[Figure contents as structured data]
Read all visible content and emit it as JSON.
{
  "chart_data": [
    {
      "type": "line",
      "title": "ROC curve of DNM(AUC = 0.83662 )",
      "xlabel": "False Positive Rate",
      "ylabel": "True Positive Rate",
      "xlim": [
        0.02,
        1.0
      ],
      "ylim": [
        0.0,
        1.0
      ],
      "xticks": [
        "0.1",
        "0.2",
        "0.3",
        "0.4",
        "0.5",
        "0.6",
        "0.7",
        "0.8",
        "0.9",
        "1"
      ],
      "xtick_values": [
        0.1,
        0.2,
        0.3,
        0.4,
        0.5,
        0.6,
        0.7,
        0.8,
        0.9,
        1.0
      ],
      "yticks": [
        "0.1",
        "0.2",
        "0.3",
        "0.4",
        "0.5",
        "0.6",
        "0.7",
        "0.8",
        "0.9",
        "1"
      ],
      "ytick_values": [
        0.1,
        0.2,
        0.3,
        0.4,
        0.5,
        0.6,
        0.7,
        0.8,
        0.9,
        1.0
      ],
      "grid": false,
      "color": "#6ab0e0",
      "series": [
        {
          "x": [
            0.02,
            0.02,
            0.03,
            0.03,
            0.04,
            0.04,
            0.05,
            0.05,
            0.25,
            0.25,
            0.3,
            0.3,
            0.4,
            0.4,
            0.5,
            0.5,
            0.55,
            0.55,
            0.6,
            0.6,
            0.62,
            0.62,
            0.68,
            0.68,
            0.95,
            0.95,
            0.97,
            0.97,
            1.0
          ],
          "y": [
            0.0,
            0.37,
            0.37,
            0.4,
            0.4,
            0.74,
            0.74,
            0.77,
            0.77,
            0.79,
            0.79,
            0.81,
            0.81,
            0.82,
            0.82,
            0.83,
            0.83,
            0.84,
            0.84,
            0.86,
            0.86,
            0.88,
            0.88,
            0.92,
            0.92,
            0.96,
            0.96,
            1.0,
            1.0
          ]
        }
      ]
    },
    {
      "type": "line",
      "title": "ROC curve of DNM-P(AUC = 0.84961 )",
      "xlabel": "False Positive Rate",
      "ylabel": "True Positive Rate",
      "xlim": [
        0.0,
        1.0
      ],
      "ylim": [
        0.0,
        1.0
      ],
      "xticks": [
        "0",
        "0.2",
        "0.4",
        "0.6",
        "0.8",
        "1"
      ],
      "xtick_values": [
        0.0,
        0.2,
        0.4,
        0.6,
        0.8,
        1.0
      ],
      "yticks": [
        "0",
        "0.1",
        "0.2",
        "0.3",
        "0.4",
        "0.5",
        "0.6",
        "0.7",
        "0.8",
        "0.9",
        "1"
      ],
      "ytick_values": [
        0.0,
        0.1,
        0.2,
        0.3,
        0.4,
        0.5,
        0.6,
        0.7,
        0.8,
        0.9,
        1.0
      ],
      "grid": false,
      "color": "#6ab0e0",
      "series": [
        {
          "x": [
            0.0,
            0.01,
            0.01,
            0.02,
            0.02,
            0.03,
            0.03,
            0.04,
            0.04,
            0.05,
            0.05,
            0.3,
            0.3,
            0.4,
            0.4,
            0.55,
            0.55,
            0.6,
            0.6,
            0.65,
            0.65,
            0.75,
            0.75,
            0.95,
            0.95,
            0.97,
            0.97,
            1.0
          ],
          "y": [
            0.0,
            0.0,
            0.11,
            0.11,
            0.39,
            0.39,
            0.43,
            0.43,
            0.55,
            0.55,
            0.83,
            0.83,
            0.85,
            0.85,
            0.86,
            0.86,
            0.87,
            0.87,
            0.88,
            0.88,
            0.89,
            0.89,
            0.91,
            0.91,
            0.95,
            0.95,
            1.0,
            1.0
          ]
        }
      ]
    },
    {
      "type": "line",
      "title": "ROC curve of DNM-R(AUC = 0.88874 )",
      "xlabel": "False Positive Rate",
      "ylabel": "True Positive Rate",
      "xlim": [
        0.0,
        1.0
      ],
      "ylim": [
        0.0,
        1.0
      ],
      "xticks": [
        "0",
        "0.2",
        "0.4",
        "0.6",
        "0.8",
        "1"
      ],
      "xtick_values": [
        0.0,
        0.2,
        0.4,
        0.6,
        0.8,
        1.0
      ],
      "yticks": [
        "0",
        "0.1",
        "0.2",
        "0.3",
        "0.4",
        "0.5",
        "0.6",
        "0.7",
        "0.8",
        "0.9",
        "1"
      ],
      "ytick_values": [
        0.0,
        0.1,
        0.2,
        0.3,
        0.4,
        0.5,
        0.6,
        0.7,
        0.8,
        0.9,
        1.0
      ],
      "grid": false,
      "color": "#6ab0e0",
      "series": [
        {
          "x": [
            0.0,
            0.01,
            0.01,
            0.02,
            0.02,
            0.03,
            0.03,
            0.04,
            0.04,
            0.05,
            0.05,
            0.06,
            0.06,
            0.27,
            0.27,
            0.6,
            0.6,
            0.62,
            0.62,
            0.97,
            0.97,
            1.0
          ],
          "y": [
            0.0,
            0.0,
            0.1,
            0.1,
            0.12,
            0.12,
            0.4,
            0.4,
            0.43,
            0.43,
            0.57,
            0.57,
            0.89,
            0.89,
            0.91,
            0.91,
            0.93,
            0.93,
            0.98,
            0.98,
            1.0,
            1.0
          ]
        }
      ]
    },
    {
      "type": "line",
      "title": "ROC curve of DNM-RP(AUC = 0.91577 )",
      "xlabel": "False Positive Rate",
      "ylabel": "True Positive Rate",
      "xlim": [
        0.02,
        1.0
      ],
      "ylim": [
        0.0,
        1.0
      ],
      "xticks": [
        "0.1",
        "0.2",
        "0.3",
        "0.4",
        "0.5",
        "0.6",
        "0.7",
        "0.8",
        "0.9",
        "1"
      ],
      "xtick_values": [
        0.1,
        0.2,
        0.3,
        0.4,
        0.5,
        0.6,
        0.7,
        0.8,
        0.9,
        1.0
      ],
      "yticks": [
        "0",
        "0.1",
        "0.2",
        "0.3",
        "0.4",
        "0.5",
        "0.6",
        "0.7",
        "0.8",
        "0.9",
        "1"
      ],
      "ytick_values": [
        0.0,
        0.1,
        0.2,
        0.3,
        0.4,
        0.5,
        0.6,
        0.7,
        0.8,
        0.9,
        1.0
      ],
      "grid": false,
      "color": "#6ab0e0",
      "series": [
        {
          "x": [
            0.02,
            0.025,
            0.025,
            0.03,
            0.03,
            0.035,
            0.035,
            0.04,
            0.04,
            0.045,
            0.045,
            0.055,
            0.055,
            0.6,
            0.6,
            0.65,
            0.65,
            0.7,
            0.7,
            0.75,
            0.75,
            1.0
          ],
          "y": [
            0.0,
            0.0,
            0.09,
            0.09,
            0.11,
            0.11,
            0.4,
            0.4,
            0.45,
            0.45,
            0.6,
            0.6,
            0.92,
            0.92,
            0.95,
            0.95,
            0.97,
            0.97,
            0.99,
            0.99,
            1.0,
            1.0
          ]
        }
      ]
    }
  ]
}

**DO THIS**
Repeat the material from above exactly, word for word.

**RESPONSE**
Read all visible content and emit it as JSON.
{
  "chart_data": [
    {
      "type": "line",
      "title": "ROC curve of DNM(AUC = 0.83662 )",
      "xlabel": "False Positive Rate",
      "ylabel": "True Positive Rate",
      "xlim": [
        0.02,
        1.0
      ],
      "ylim": [
        0.0,
        1.0
      ],
      "xticks": [
        "0.1",
        "0.2",
        "0.3",
        "0.4",
        "0.5",
        "0.6",
        "0.7",
        "0.8",
        "0.9",
        "1"
      ],
      "xtick_values": [
        0.1,
        0.2,
        0.3,
        0.4,
        0.5,
        0.6,
        0.7,
        0.8,
        0.9,
        1.0
      ],
      "yticks": [
        "0.1",
        "0.2",
        "0.3",
        "0.4",
        "0.5",
        "0.6",
        "0.7",
        "0.8",
        "0.9",
        "1"
      ],
      "ytick_values": [
        0.1,
        0.2,
        0.3,
        0.4,
        0.5,
        0.6,
        0.7,
        0.8,
        0.9,
        1.0
      ],
      "grid": false,
      "color": "#6ab0e0",
      "series": [
        {
          "x": [
            0.02,
            0.02,
            0.03,
            0.03,
            0.04,
            0.04,
            0.05,
            0.05,
            0.25,
            0.25,
            0.3,
            0.3,
            0.4,
            0.4,
            0.5,
            0.5,
            0.55,
            0.55,
            0.6,
            0.6,
            0.62,
            0.62,
            0.68,
            0.68,
            0.95,
            0.95,
            0.97,
            0.97,
            1.0
          ],
          "y": [
            0.0,
            0.37,
            0.37,
            0.4,
            0.4,
            0.74,
            0.74,
            0.77,
            0.77,
            0.79,
            0.79,
            0.81,
            0.81,
            0.82,
            0.82,
            0.83,
            0.83,
            0.84,
            0.84,
            0.86,
            0.86,
            0.88,
            0.88,
            0.92,
            0.92,
            0.96,
            0.96,
            1.0,
            1.0
          ]
        }
      ]
    },
    {
      "type": "line",
      "title": "ROC curve of DNM-P(AUC = 0.84961 )",
      "xlabel": "False Positive Rate",
      "ylabel": "True Positive Rate",
      "xlim": [
        0.0,
        1.0
      ],
      "ylim": [
        0.0,
        1.0
      ],
      "xticks": [
        "0",
        "0.2",
        "0.4",
        "0.6",
        "0.8",
        "1"
      ],
      "xtick_values": [
        0.0,
        0.2,
        0.4,
        0.6,
        0.8,
        1.0
      ],
      "yticks": [
        "0",
        "0.1",
        "0.2",
        "0.3",
        "0.4",
        "0.5",
        "0.6",
        "0.7",
        "0.8",
        "0.9",
        "1"
      ],
      "ytick_values": [
        0.0,
        0.1,
        0.2,
        0.3,
        0.4,
        0.5,
        0.6,
        0.7,
        0.8,
        0.9,
        1.0
      ],
      "grid": false,
      "color": "#6ab0e0",
      "series": [
        {
          "x": [
            0.0,
            0.01,
            0.01,
            0.02,
            0.02,
            0.03,
            0.03,
            0.04,
            0.04,
            0.05,
            0.05,
            0.3,
            0.3,
            0.4,
            0.4,
            0.55,
            0.55,
            0.6,
            0.6,
            0.65,
            0.65,
            0.75,
            0.75,
            0.95,
            0.95,
            0.97,
            0.97,
            1.0
          ],
          "y": [
            0.0,
            0.0,
            0.11,
            0.11,
            0.39,
            0.39,
            0.43,
            0.43,
            0.55,
            0.55,
            0.83,
            0.83,
            0.85,
            0.85,
            0.86,
            0.86,
            0.87,
            0.87,
            0.88,
            0.88,
            0.89,
            0.89,
            0.91,
            0.91,
            0.95,
            0.95,
            1.0,
            1.0
          ]
        }
      ]
    },
    {
      "type": "line",
      "title": "ROC curve of DNM-R(AUC = 0.88874 )",
      "xlabel": "False Positive Rate",
      "ylabel": "True Positive Rate",
      "xlim": [
        0.0,
        1.0
      ],
      "ylim": [
        0.0,
        1.0
      ],
      "xticks": [
        "0",
        "0.2",
        "0.4",
        "0.6",
        "0.8",
        "1"
      ],
      "xtick_values": [
        0.0,
        0.2,
        0.4,
        0.6,
        0.8,
        1.0
      ],
      "yticks": [
        "0",
        "0.1",
        "0.2",
        "0.3",
        "0.4",
        "0.5",
        "0.6",
        "0.7",
        "0.8",
        "0.9",
        "1"
      ],
      "ytick_values": [
        0.0,
        0.1,
        0.2,
        0.3,
        0.4,
        0.5,
        0.6,
        0.7,
        0.8,
        0.9,
        1.0
      ],
      "grid": false,
      "color": "#6ab0e0",
      "series": [
        {
          "x": [
            0.0,
            0.01,
            0.01,
            0.02,
            0.02,
            0.03,
            0.03,
            0.04,
            0.04,
            0.05,
            0.05,
            0.06,
            0.06,
            0.27,
            0.27,
            0.6,
            0.6,
            0.62,
            0.62,
            0.97,
            0.97,
            1.0
          ],
          "y": [
            0.0,
            0.0,
            0.1,
            0.1,
            0.12,
            0.12,
            0.4,
            0.4,
            0.43,
            0.43,
            0.57,
            0.57,
            0.89,
            0.89,
            0.91,
            0.91,
            0.93,
            0.93,
            0.98,
            0.98,
            1.0,
            1.0
          ]
        }
      ]
    },
    {
      "type": "line",
      "title": "ROC curve of DNM-RP(AUC = 0.91577 )",
      "xlabel": "False Positive Rate",
      "ylabel": "True Positive Rate",
      "xlim": [
        0.02,
        1.0
      ],
      "ylim": [
        0.0,
        1.0
      ],
      "xticks": [
        "0.1",
        "0.2",
        "0.3",
        "0.4",
        "0.5",
        "0.6",
        "0.7",
        "0.8",
        "0.9",
        "1"
      ],
      "xtick_values": [
        0.1,
        0.2,
        0.3,
        0.4,
        0.5,
        0.6,
        0.7,
        0.8,
        0.9,
        1.0
      ],
      "yticks": [
        "0",
        "0.1",
        "0.2",
        "0.3",
        "0.4",
        "0.5",
        "0.6",
        "0.7",
        "0.8",
        "0.9",
        "1"
      ],
      "ytick_values": [
        0.0,
        0.1,
        0.2,
        0.3,
        0.4,
        0.5,
        0.6,
        0.7,
        0.8,
        0.9,
        1.0
      ],
      "grid": false,
      "color": "#6ab0e0",
      "series": [
        {
          "x": [
            0.02,
            0.025,
            0.025,
            0.03,
            0.03,
            0.035,
            0.035,
            0.04,
            0.04,
            0.045,
            0.045,
            0.055,
            0.055,
            0.6,
            0.6,
            0.65,
            0.65,
            0.7,
            0.7,
            0.75,
            0.75,
            1.0
          ],
          "y": [
            0.0,
            0.0,
            0.09,
            0.09,
            0.11,
            0.11,
            0.4,
            0.4,
            0.45,
            0.45,
            0.6,
            0.6,
            0.92,
            0.92,
            0.95,
            0.95,
            0.97,
            0.97,
            0.99,
            0.99,
            1.0,
            1.0
          ]
        }
      ]
    }
  ]
}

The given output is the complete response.